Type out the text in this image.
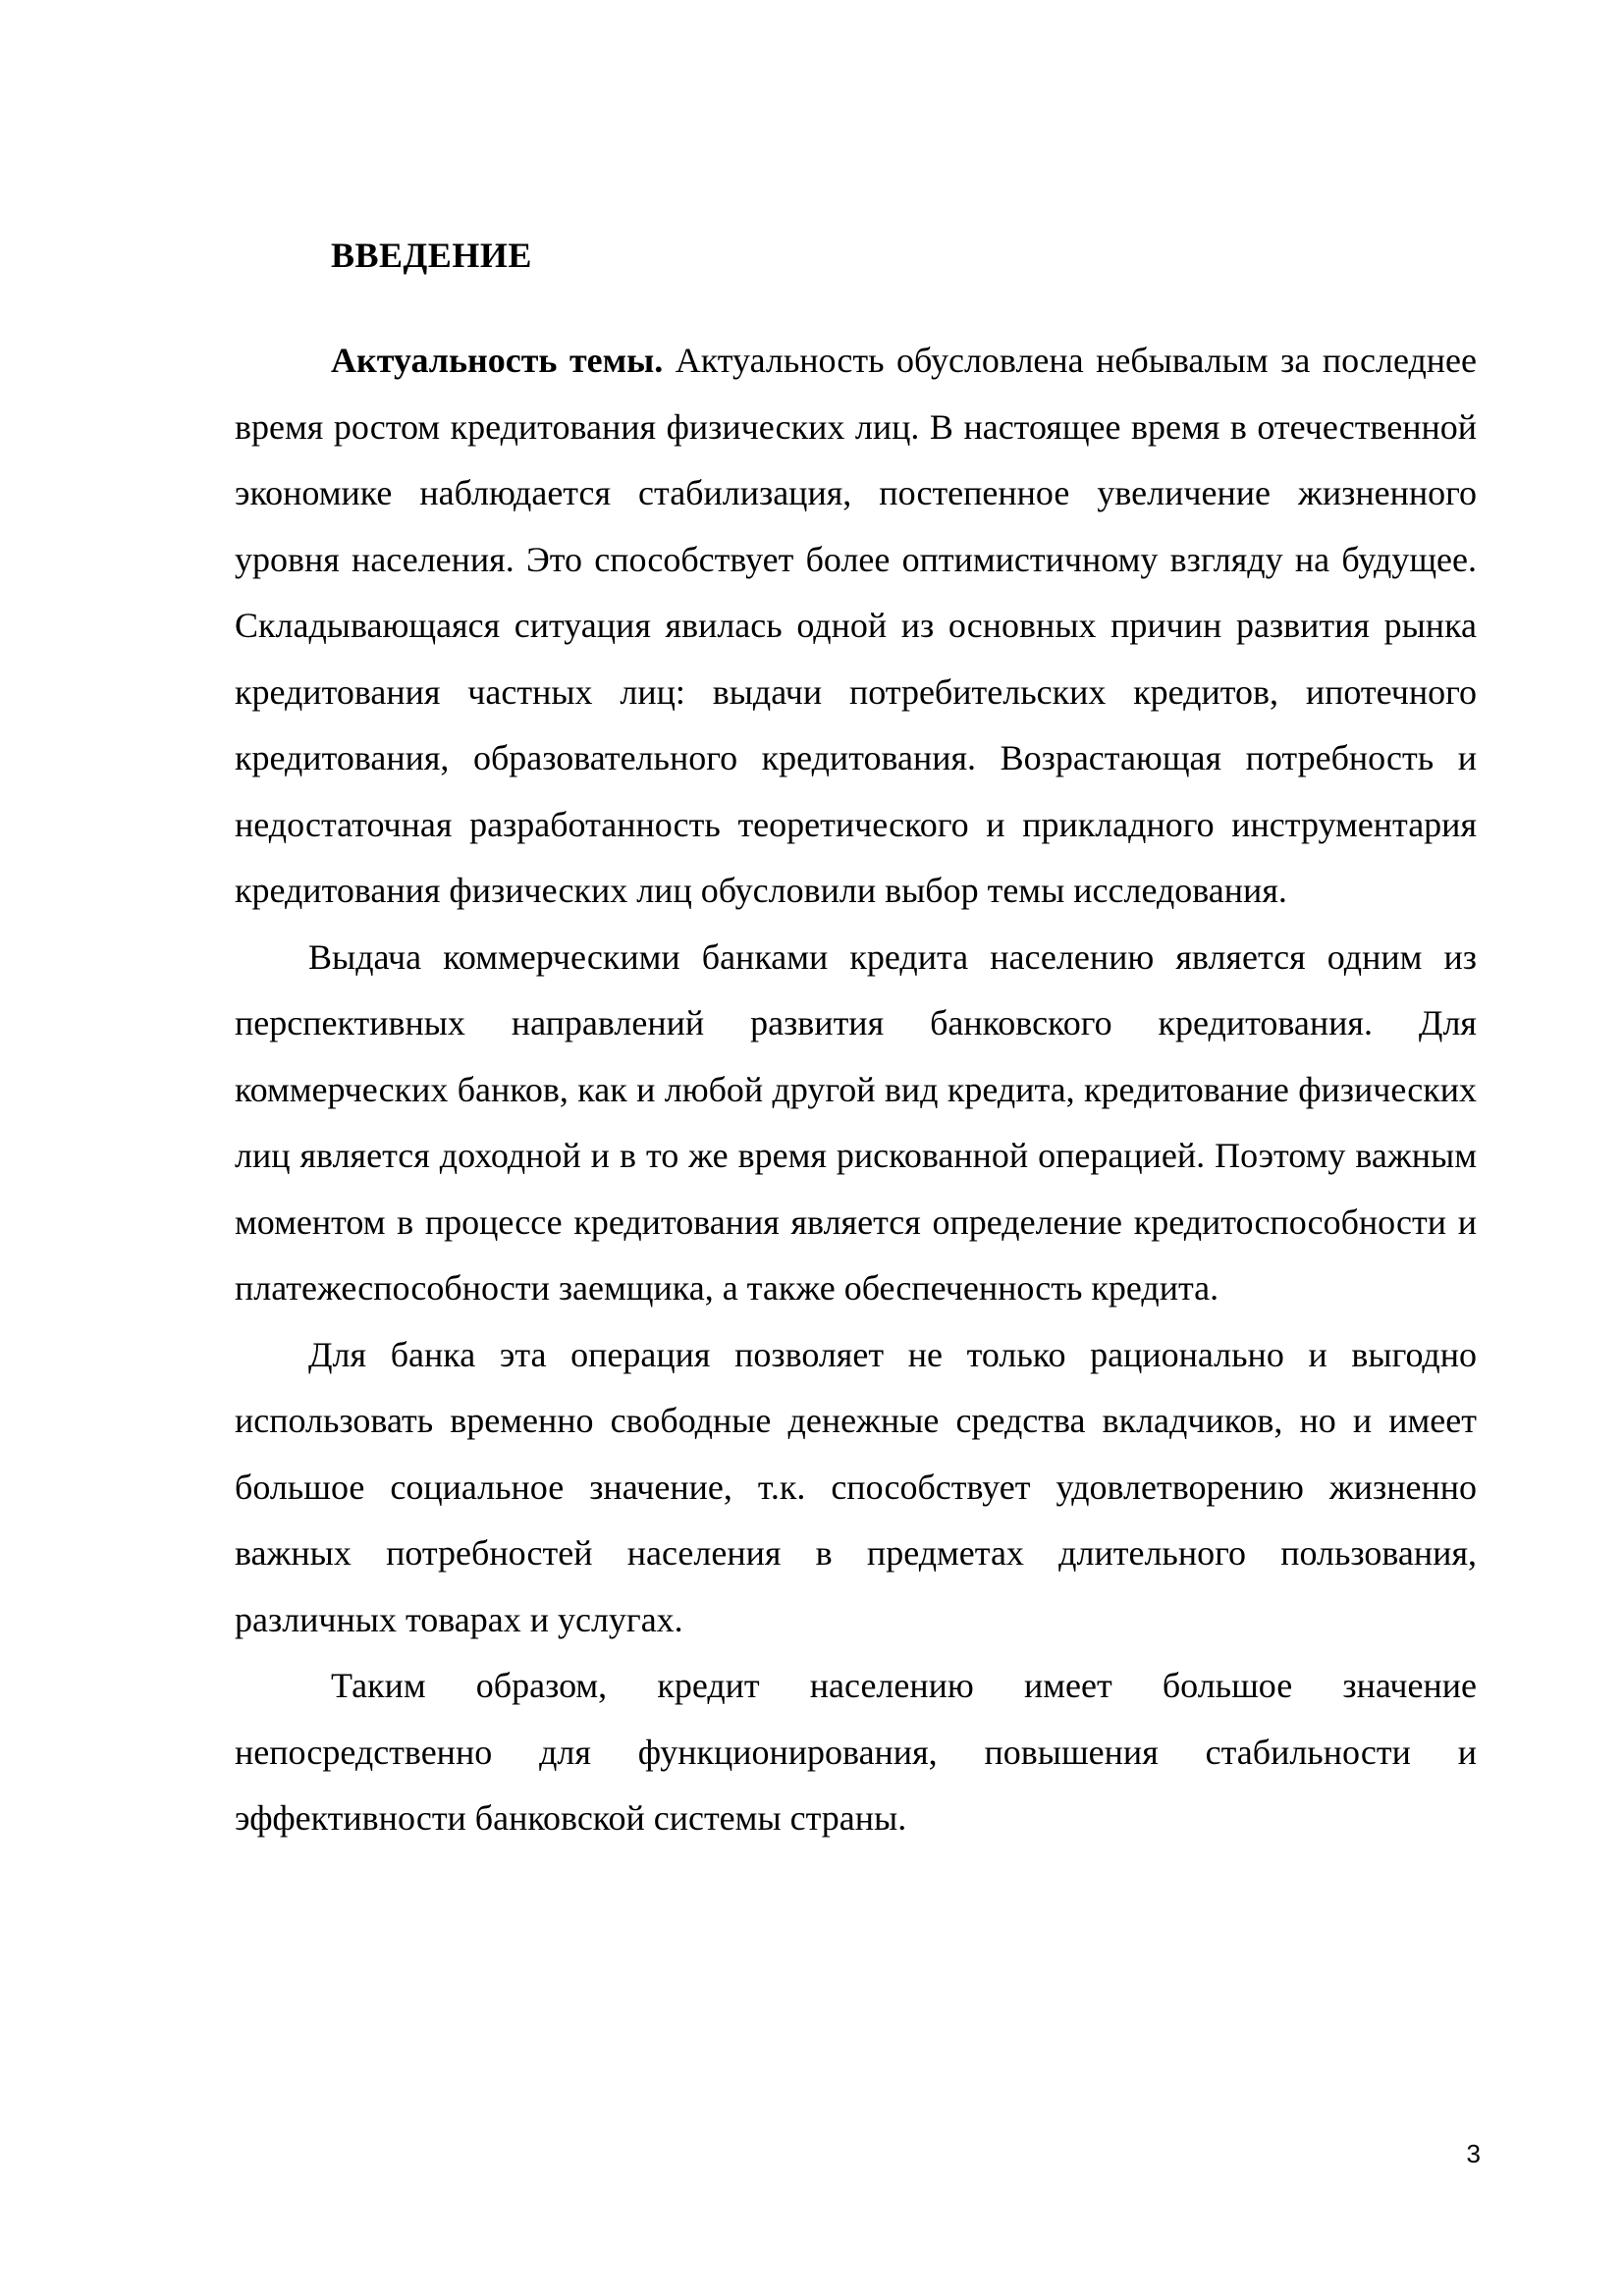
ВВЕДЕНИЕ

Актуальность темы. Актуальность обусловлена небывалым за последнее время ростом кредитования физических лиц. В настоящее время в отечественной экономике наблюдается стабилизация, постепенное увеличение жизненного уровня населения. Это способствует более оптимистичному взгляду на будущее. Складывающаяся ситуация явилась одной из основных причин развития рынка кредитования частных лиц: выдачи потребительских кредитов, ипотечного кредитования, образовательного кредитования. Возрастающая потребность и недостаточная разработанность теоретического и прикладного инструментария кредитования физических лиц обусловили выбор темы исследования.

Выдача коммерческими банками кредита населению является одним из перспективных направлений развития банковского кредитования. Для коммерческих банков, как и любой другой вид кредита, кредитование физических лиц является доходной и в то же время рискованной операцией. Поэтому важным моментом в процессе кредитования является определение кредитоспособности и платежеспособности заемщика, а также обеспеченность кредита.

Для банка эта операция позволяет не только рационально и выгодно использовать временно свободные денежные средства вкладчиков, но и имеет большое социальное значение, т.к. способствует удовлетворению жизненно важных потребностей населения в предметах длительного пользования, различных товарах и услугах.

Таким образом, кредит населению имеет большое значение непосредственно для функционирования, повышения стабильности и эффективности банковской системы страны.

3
-------
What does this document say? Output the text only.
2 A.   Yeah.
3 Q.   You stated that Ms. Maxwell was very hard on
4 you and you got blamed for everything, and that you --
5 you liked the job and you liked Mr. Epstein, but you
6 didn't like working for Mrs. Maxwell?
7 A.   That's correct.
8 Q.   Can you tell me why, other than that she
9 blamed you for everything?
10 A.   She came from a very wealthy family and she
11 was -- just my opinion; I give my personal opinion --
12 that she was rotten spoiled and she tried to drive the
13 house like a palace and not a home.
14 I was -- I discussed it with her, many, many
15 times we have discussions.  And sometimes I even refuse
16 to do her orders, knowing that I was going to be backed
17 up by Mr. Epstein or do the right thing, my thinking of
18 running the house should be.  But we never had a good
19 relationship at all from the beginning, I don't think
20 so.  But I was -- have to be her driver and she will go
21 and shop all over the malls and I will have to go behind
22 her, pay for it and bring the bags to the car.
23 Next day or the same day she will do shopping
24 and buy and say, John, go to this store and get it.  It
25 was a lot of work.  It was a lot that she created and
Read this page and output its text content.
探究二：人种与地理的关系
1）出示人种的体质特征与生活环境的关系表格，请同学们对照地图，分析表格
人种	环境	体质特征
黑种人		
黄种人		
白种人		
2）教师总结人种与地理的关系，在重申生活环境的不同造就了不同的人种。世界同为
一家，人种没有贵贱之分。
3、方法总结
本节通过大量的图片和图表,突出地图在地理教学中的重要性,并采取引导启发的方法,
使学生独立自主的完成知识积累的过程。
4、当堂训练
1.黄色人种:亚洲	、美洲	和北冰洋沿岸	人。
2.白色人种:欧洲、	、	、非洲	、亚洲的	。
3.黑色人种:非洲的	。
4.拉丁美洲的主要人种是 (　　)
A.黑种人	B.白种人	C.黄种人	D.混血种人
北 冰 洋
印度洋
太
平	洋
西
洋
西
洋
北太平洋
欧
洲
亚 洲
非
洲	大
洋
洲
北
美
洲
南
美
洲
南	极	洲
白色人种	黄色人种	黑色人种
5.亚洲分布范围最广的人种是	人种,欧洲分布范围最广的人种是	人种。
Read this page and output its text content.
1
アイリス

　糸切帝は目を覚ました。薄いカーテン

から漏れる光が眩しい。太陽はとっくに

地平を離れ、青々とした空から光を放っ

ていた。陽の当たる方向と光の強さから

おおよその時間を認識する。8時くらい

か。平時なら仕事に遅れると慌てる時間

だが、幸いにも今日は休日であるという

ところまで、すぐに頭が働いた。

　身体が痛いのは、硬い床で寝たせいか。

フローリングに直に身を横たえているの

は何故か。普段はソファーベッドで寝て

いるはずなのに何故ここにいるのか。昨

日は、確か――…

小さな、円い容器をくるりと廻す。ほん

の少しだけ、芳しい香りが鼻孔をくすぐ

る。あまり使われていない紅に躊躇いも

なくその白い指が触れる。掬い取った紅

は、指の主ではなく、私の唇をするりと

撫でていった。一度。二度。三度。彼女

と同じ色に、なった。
-------
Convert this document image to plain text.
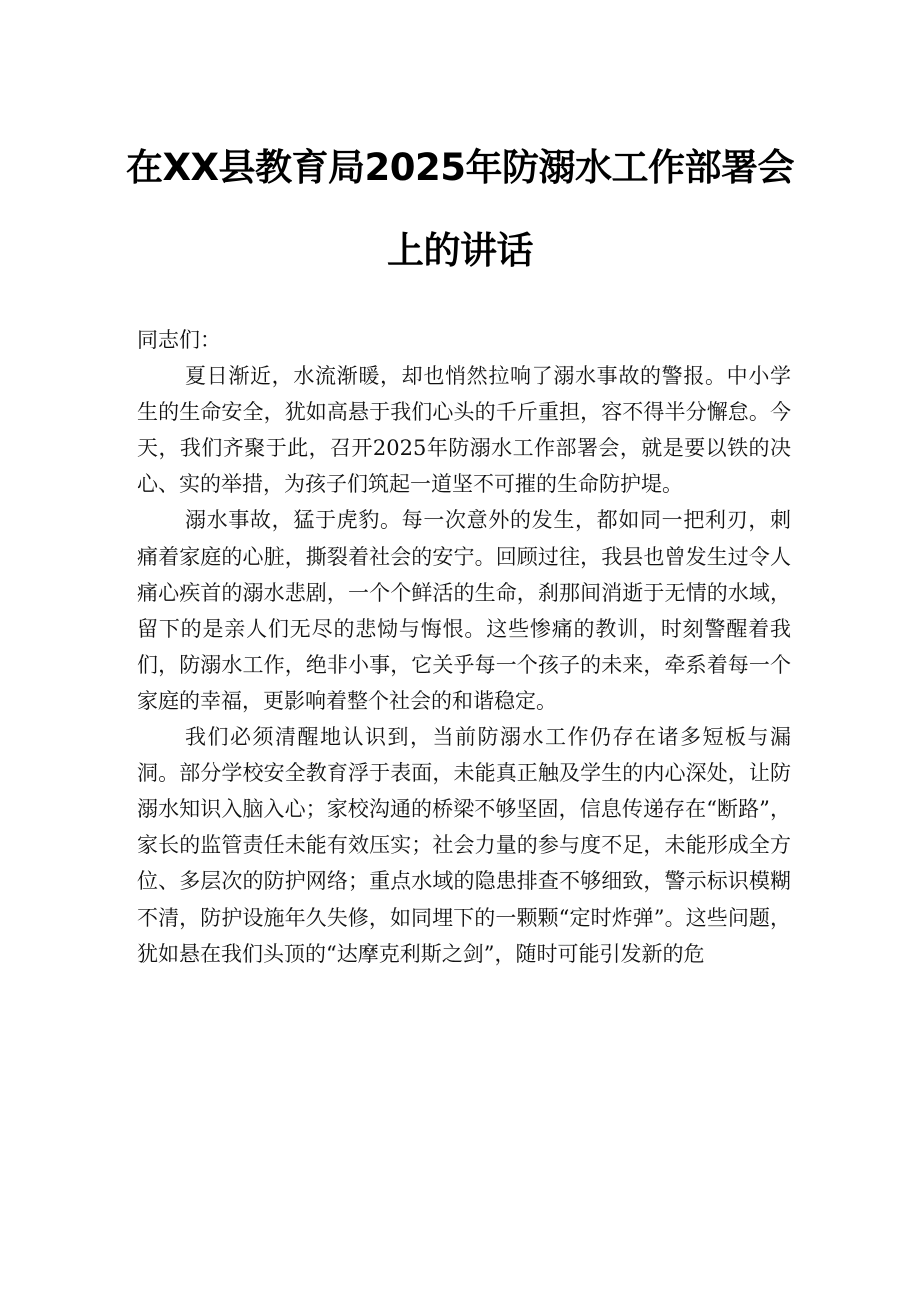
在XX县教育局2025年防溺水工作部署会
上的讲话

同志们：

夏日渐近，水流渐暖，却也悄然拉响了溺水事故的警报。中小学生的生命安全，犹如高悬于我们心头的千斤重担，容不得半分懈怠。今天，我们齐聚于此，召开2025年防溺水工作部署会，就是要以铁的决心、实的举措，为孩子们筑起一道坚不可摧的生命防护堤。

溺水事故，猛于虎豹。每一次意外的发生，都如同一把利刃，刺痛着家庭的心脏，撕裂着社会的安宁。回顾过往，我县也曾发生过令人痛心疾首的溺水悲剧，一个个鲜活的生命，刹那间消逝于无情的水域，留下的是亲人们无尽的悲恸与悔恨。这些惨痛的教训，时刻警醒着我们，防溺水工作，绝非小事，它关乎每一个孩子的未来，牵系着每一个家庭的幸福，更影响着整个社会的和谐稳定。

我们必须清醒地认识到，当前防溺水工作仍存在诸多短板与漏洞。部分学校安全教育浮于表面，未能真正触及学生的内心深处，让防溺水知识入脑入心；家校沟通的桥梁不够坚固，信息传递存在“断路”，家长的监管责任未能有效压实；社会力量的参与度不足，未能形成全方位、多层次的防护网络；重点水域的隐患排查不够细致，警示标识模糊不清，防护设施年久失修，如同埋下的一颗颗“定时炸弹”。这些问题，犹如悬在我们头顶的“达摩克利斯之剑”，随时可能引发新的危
-------
- STATED TASK
Filter the records above for lines containing the word "everything", and copy those lines.

- RESULT FOR THIS TASK
4 you and you got blamed for everything, and that you --
9 blamed you for everything?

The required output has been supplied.